**THE PROBLEM:** Leave out the pictures and copy each record below exactly.

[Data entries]
========================================

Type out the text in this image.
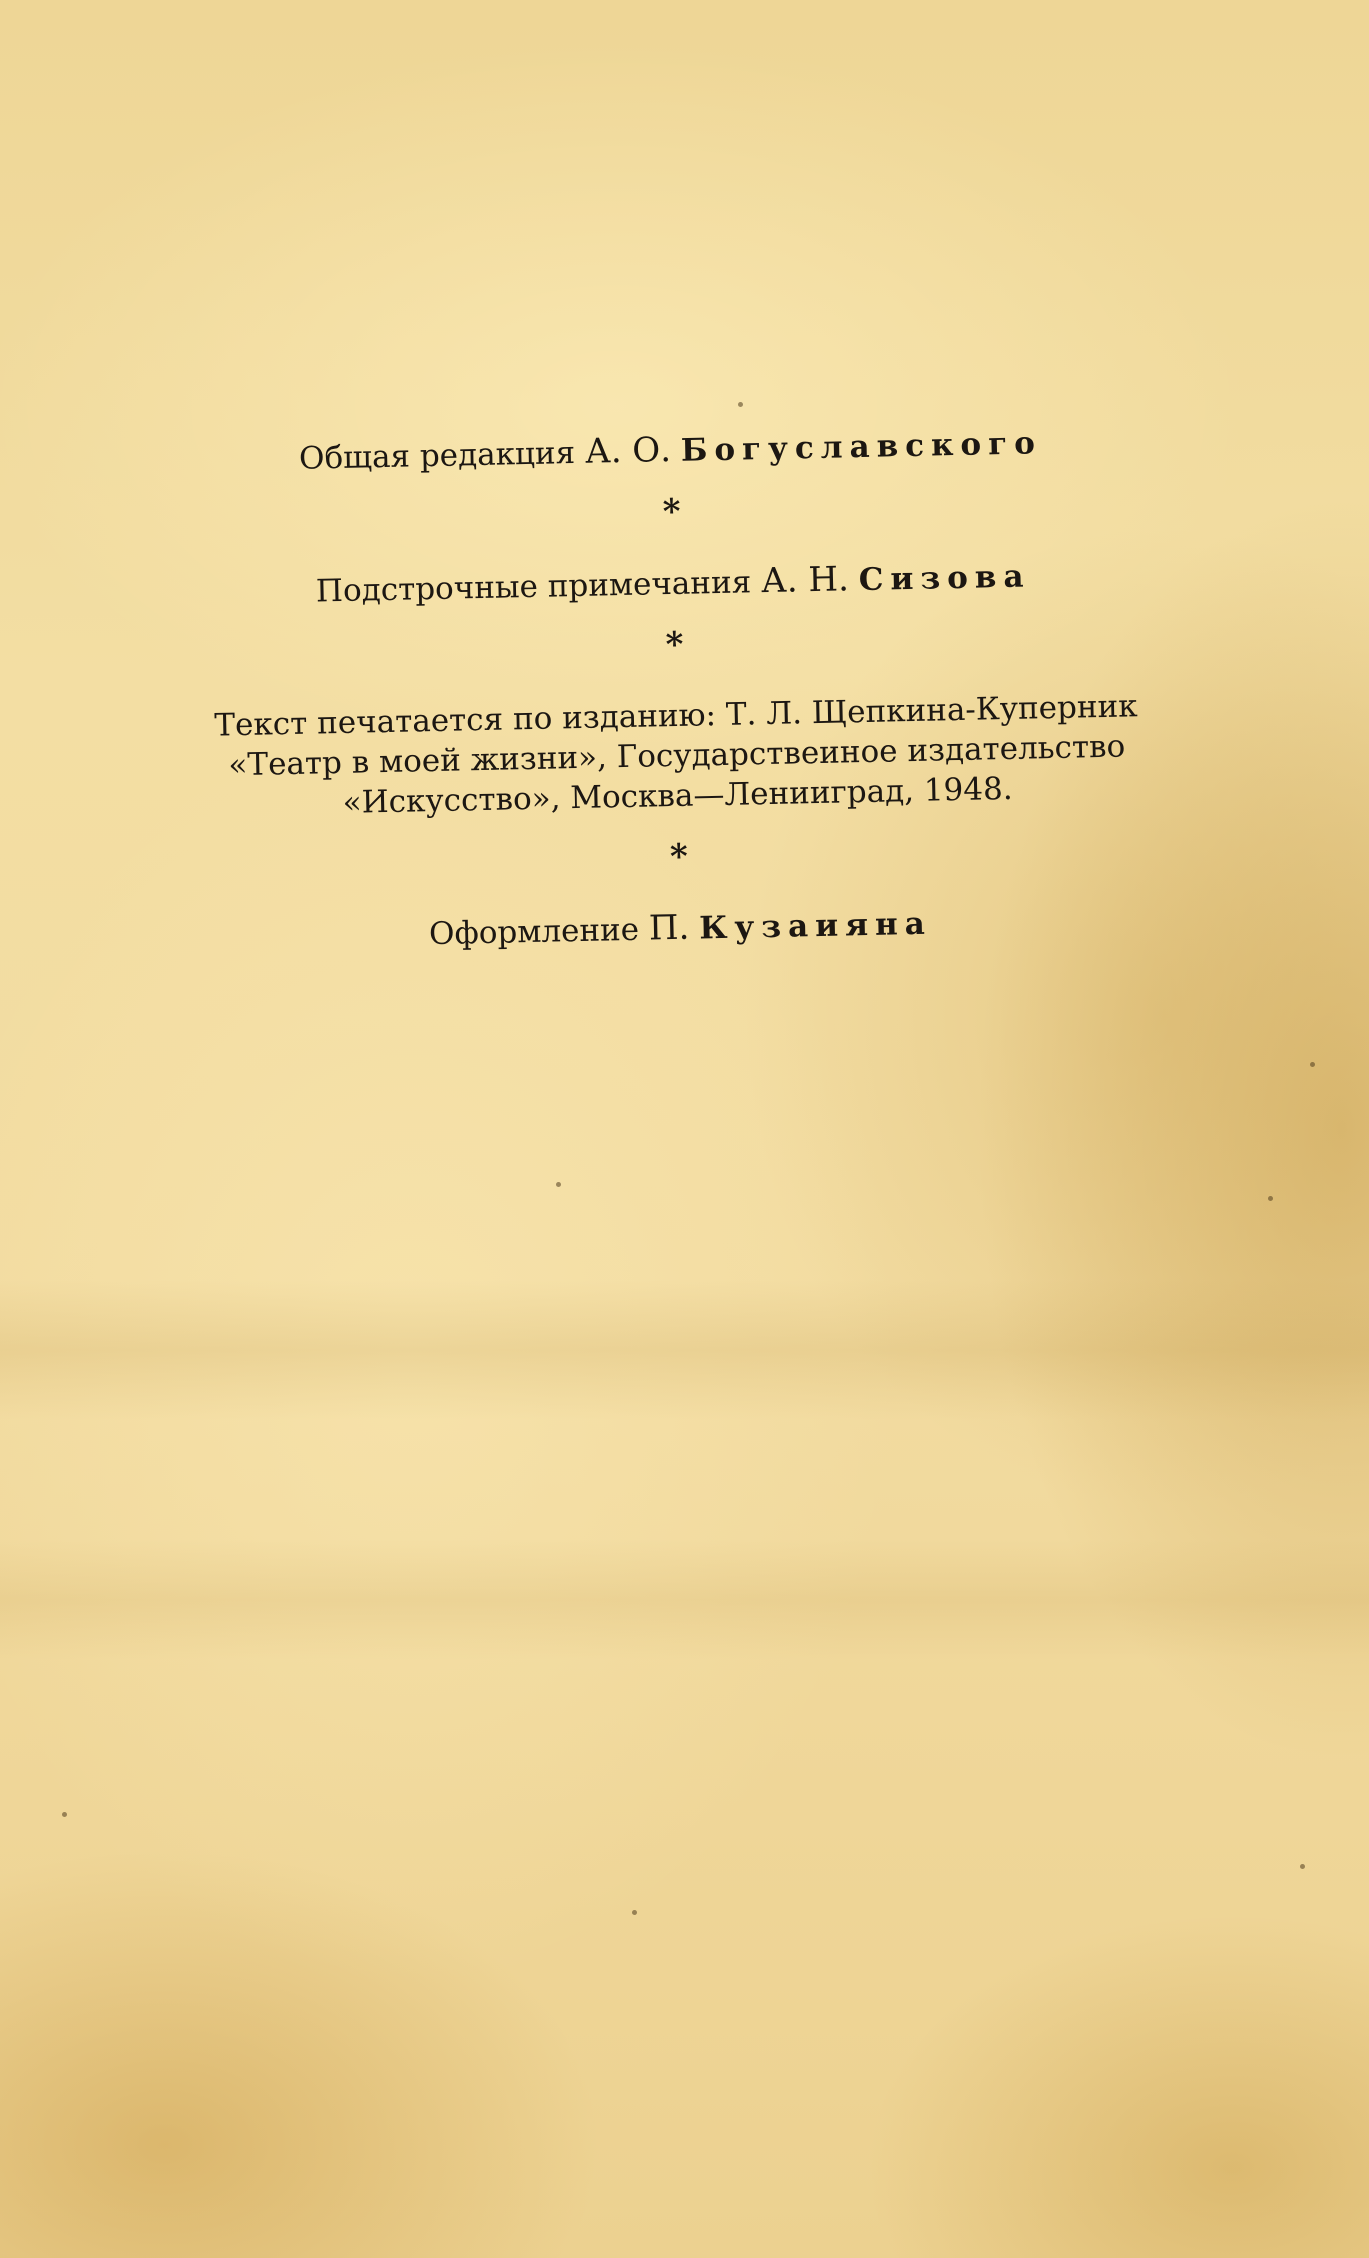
Общая редакция А. О. Богуславского
*
Подстрочные примечания А. Н. Сизова
*
Текст печатается по изданию: Т. Л. Щепкина-Куперник
«Театр в моей жизни», Государствеиное издательство
«Искусство», Москва—Лениигpад, 1948.
*
Оформление П. Кузаияна
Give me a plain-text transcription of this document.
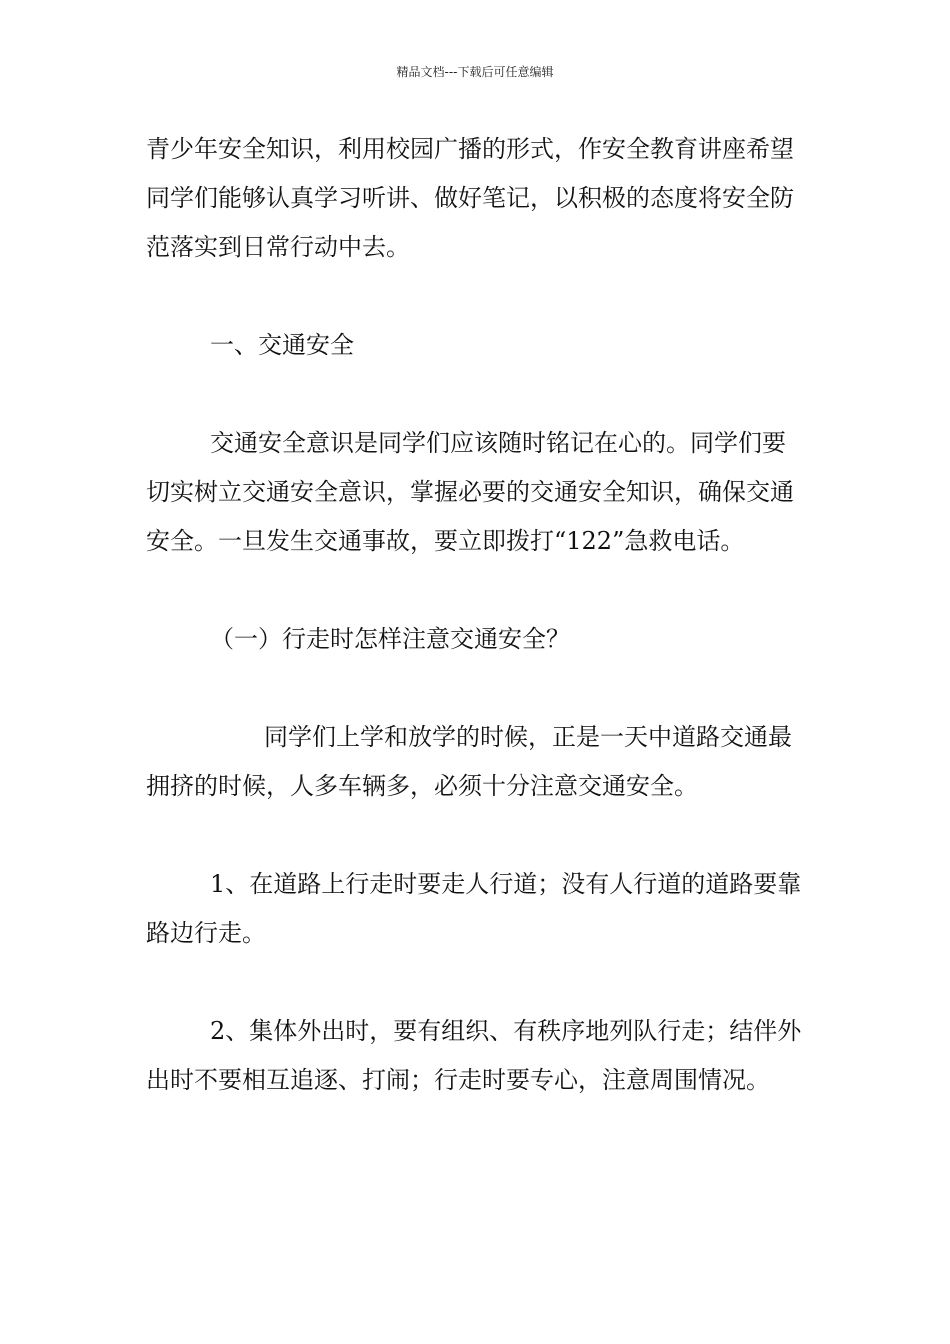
精品文档---下载后可任意编辑

青少年安全知识，利用校园广播的形式，作安全教育讲座希望同学们能够认真学习听讲、做好笔记，以积极的态度将安全防范落实到日常行动中去。

一、交通安全

交通安全意识是同学们应该随时铭记在心的。同学们要切实树立交通安全意识，掌握必要的交通安全知识，确保交通安全。一旦发生交通事故，要立即拨打“122”急救电话。

（一）行走时怎样注意交通安全？

同学们上学和放学的时候，正是一天中道路交通最拥挤的时候，人多车辆多，必须十分注意交通安全。

1、在道路上行走时要走人行道；没有人行道的道路要靠路边行走。

2、集体外出时，要有组织、有秩序地列队行走；结伴外出时不要相互追逐、打闹；行走时要专心，注意周围情况。
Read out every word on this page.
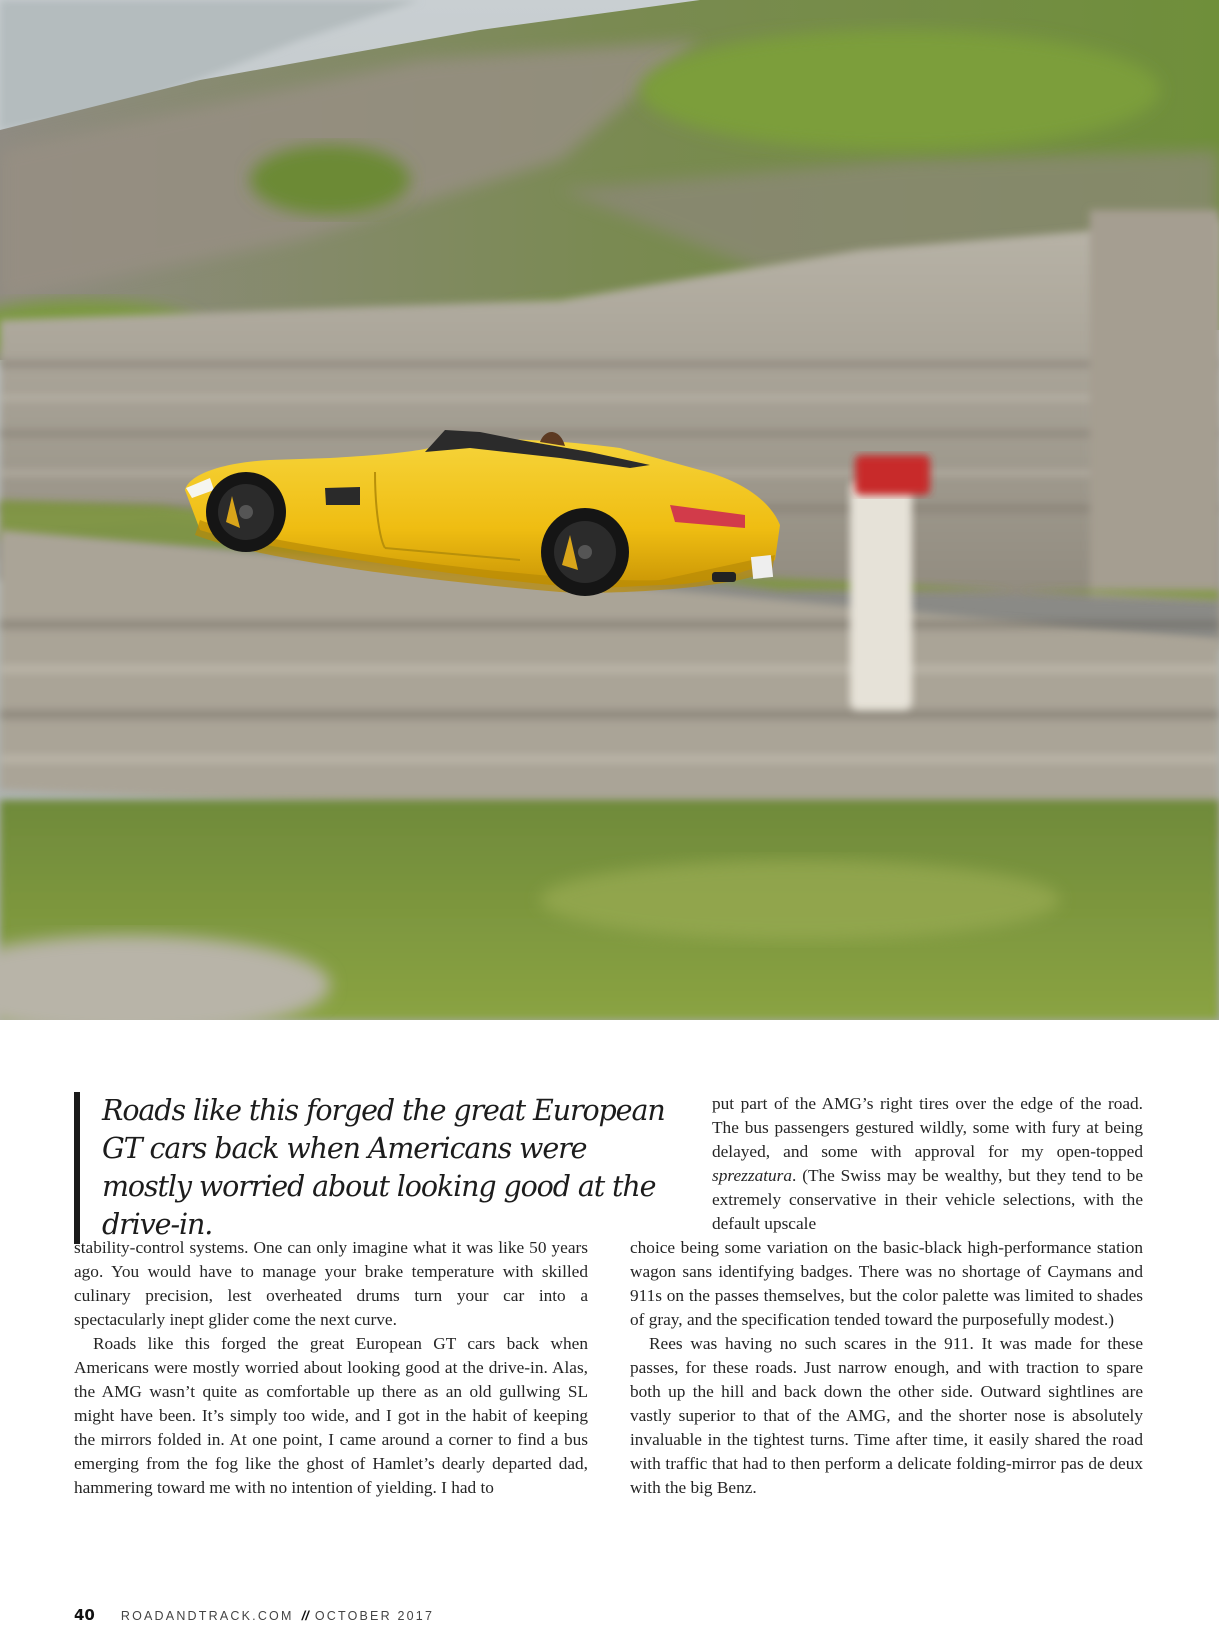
Roads like this forged the great European GT cars back when Americans were mostly worried about looking good at the drive-in.

put part of the AMG’s right tires over the edge of the road. The bus passengers gestured wildly, some with fury at being delayed, and some with approval for my open-topped sprezzatura. (The Swiss may be wealthy, but they tend to be extremely conservative in their vehicle selections, with the default upscale

stability-control systems. One can only imagine what it was like 50 years ago. You would have to manage your brake temperature with skilled culinary precision, lest overheated drums turn your car into a spectacularly inept glider come the next curve.

Roads like this forged the great European GT cars back when Americans were mostly worried about looking good at the drive-in. Alas, the AMG wasn’t quite as comfortable up there as an old gullwing SL might have been. It’s simply too wide, and I got in the habit of keeping the mirrors folded in. At one point, I came around a corner to find a bus emerging from the fog like the ghost of Hamlet’s dearly departed dad, hammering toward me with no intention of yielding. I had to

choice being some variation on the basic-black high-performance station wagon sans identifying badges. There was no shortage of Caymans and 911s on the passes themselves, but the color palette was limited to shades of gray, and the specification tended toward the purposefully modest.)

Rees was having no such scares in the 911. It was made for these passes, for these roads. Just narrow enough, and with traction to spare both up the hill and back down the other side. Outward sightlines are vastly superior to that of the AMG, and the shorter nose is absolutely invaluable in the tightest turns. Time after time, it easily shared the road with traffic that had to then perform a delicate folding-mirror pas de deux with the big Benz.

40 ROADANDTRACK.COM // OCTOBER 2017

========================================

**SOLUTION TO THE PROBLEM:**
Type out the text in this image.
Общая редакция А. О. Богуславского
*
Подстрочные примечания А. Н. Сизова
*
Текст печатается по изданию: Т. Л. Щепкина-Куперник
«Театр в моей жизни», Государствеиное издательство
«Искусство», Москва—Лениигpад, 1948.
*
Оформление П. Кузаияна
Give me a plain-text transcription of this document.
精品文档---下载后可任意编辑

青少年安全知识，利用校园广播的形式，作安全教育讲座希望同学们能够认真学习听讲、做好笔记，以积极的态度将安全防范落实到日常行动中去。

一、交通安全

交通安全意识是同学们应该随时铭记在心的。同学们要切实树立交通安全意识，掌握必要的交通安全知识，确保交通安全。一旦发生交通事故，要立即拨打“122”急救电话。

（一）行走时怎样注意交通安全？

同学们上学和放学的时候，正是一天中道路交通最拥挤的时候，人多车辆多，必须十分注意交通安全。

1、在道路上行走时要走人行道；没有人行道的道路要靠路边行走。

2、集体外出时，要有组织、有秩序地列队行走；结伴外出时不要相互追逐、打闹；行走时要专心，注意周围情况。
Read out every word on this page.
Roads like this forged the great European GT cars back when Americans were mostly worried about looking good at the drive-in.

put part of the AMG’s right tires over the edge of the road. The bus passengers gestured wildly, some with fury at being delayed, and some with approval for my open-topped sprezzatura. (The Swiss may be wealthy, but they tend to be extremely conservative in their vehicle selections, with the default upscale

stability-control systems. One can only imagine what it was like 50 years ago. You would have to manage your brake temperature with skilled culinary precision, lest overheated drums turn your car into a spectacularly inept glider come the next curve.

Roads like this forged the great European GT cars back when Americans were mostly worried about looking good at the drive-in. Alas, the AMG wasn’t quite as comfortable up there as an old gullwing SL might have been. It’s simply too wide, and I got in the habit of keeping the mirrors folded in. At one point, I came around a corner to find a bus emerging from the fog like the ghost of Hamlet’s dearly departed dad, hammering toward me with no intention of yielding. I had to

choice being some variation on the basic-black high-performance station wagon sans identifying badges. There was no shortage of Caymans and 911s on the passes themselves, but the color palette was limited to shades of gray, and the specification tended toward the purposefully modest.)

Rees was having no such scares in the 911. It was made for these passes, for these roads. Just narrow enough, and with traction to spare both up the hill and back down the other side. Outward sightlines are vastly superior to that of the AMG, and the shorter nose is absolutely invaluable in the tightest turns. Time after time, it easily shared the road with traffic that had to then perform a delicate folding-mirror pas de deux with the big Benz.

40 ROADANDTRACK.COM // OCTOBER 2017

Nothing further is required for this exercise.